[Data records]
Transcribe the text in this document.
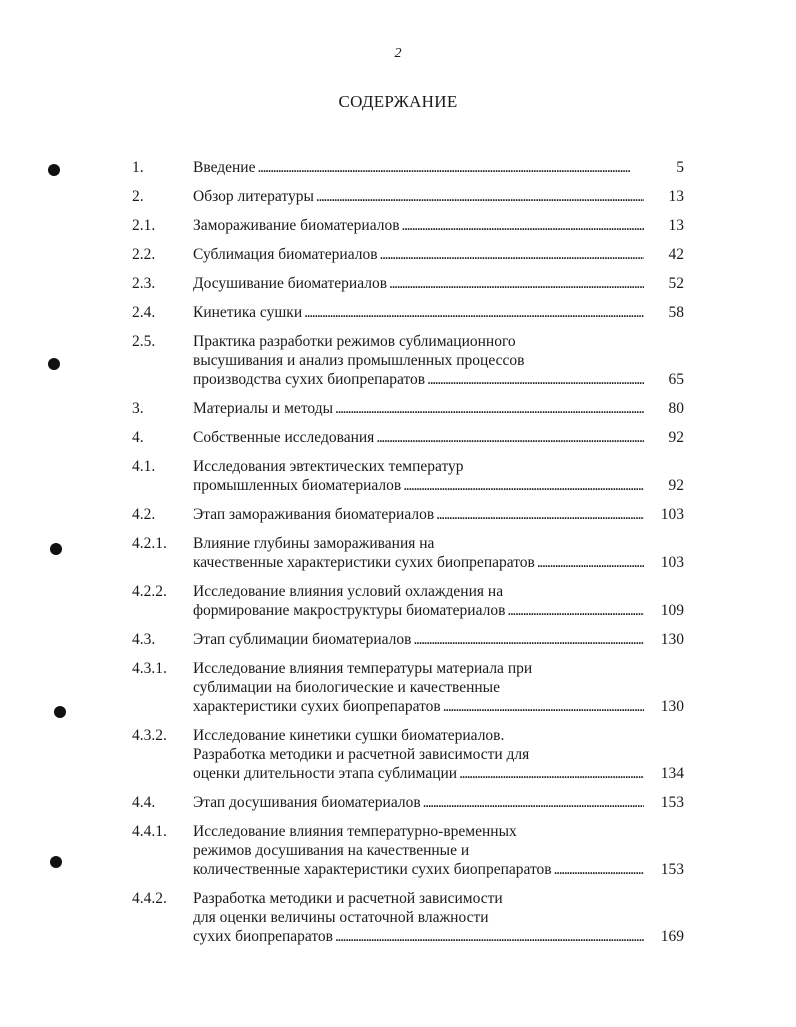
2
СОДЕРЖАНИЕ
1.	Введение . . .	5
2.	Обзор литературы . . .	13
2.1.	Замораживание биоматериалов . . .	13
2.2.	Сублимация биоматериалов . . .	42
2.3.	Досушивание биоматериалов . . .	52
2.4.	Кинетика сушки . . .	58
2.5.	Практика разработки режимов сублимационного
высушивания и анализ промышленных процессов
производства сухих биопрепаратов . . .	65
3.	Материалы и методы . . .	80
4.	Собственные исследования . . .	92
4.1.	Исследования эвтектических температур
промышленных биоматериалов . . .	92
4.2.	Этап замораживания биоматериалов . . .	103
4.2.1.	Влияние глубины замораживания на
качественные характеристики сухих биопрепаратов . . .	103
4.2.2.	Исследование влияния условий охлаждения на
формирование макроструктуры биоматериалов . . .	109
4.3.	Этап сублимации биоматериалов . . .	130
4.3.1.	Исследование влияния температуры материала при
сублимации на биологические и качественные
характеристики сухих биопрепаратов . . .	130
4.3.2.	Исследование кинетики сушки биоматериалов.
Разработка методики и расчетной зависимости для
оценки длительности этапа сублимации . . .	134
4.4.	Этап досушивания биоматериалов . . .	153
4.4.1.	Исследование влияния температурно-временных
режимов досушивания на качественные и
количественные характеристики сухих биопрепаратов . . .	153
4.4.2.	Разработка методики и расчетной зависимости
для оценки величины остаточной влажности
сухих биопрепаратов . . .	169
---
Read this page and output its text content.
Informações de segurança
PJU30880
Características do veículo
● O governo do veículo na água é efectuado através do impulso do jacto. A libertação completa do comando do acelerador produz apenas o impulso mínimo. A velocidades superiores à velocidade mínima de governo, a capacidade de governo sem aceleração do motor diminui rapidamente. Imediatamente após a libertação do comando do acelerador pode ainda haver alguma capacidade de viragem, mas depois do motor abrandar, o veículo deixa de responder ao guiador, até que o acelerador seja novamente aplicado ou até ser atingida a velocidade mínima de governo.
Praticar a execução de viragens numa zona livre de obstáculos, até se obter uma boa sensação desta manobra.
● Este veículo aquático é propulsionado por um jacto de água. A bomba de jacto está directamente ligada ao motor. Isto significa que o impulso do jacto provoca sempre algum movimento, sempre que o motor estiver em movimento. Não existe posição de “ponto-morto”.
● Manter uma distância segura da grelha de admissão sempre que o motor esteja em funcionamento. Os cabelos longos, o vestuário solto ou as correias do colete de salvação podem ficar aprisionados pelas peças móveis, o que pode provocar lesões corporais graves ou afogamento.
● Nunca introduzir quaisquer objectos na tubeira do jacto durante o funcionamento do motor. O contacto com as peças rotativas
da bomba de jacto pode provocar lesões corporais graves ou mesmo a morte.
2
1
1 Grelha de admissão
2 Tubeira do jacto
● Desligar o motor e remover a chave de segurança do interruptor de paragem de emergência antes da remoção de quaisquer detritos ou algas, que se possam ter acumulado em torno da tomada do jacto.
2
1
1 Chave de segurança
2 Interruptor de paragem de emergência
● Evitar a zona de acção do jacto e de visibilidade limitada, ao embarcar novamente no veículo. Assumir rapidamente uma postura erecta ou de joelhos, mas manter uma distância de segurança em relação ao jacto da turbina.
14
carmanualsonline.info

> **What you should do**
Find the lines containing "this" and list every one of them.

> **Result of the exercise**
Transcribe the text in this document.
Read this page and output its text content.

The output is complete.